==== EXCERPTED PASSAGE ====

The UN resolution 20 C/Resolutions + CORR (published in 1979) that was adopted in the UN General Conference at the 20th session (24 October to 28 November 1978) states that 8 March will be observed as International Women’s Day every year. The chapter “13.2 The General Conference” of the document reads: “the  General Conference invites member states to pay tribute, on the occasion of International Women’s Day on 8 March, and in other ways, to the substantial role played by women in the struggle to safeguard peace and against colonialism,  racism,  racial discrimination,  aggression,  occupation and all forms of foreign domination;”.
The UN believes that the world cannot move forward if half of the world population (women) that are still struggling to have equal rights with men is not assigned its just rights. The UN has given this task to UNESCO that is working in collaboration with other arms of the UN and many governments of the world to bring gender parity in the world. It is the result of the struggle of the UN and the other activists (including many governments and NGOs) that gender disparity is decreasing on a large scale throughout the world. It was merely a dream a few decades ago that a woman would rule a country getting popular votes, but Theresa May, Angela Merkel, Aung San Suu Kyi, late Benazir Bhutto, Jacinda Ardern, Sanna Mirella Marin, and Kolinda Grabar-Kitarović are the examples that this century is not the century of dreams rather the century of changing the global history.

==== INFORMATION SUPPLIED ====

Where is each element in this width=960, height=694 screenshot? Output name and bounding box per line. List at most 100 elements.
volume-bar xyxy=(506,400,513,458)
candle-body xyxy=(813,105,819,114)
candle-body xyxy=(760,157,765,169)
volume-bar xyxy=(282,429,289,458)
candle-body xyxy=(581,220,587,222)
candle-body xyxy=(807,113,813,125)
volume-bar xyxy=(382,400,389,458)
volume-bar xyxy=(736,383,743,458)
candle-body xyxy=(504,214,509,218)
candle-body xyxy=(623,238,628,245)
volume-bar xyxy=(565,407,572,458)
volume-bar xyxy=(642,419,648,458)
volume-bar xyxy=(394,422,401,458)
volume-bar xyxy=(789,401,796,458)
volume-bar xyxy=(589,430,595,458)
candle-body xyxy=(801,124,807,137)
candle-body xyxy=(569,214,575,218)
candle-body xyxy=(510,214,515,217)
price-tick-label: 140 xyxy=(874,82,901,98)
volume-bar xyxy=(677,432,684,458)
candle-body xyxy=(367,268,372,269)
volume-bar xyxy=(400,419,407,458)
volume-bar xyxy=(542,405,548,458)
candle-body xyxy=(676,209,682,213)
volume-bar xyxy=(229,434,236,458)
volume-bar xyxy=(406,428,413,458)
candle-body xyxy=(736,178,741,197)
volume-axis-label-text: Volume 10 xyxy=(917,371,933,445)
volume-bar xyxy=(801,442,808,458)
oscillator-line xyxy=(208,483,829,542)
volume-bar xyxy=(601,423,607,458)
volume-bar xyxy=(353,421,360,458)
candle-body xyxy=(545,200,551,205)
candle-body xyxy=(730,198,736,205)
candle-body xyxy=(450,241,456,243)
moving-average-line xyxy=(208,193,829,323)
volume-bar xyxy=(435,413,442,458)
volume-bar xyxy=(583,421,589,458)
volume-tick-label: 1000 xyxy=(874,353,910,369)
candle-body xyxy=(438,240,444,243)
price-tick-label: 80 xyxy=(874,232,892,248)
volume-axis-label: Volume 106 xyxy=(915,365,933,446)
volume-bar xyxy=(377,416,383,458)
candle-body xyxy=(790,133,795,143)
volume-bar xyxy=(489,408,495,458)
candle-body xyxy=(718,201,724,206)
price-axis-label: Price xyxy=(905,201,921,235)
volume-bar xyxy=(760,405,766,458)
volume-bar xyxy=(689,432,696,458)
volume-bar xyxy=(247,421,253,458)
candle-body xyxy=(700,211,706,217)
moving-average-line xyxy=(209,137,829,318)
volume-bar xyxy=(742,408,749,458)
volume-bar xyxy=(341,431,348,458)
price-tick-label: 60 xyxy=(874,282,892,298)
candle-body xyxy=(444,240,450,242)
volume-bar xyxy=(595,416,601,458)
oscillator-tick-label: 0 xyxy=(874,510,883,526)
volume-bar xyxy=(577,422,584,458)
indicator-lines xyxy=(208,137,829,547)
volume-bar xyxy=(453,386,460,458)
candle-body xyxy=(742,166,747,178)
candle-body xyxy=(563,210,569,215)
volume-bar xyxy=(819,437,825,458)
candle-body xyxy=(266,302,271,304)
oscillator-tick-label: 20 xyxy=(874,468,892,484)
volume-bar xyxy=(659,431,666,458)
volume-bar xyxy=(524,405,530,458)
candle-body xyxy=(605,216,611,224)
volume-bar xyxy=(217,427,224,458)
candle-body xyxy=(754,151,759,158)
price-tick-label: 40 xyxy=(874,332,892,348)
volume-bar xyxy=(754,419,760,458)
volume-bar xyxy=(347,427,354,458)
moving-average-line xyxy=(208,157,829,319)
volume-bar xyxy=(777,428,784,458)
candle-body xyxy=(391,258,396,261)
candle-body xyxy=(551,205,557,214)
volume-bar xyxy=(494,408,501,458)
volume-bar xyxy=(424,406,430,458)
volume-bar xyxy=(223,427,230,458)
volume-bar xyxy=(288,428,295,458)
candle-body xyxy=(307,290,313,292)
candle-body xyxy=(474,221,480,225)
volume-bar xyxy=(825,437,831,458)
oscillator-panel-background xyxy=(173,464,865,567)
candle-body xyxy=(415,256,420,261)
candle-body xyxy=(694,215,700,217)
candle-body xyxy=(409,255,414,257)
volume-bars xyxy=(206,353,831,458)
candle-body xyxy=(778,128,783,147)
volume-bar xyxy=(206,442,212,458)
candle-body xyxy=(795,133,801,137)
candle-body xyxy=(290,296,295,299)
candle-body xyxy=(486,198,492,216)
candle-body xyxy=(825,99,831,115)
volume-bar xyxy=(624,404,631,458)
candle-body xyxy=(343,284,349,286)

====

=== WHAT TO DO ===
Please answer these questions about the International Women's Day passage:
1. At which session of the UN General Conference was the resolution adopted?
2. On what date does the resolution say International Women's Day will be observed each year?
3. Which arm of the UN was given the task of bringing gender parity?

=== EXPECTED ANSWER ===
1. The 20th session, held from 24 October to 28 November 1978.
2. 8 March.
3. UNESCO.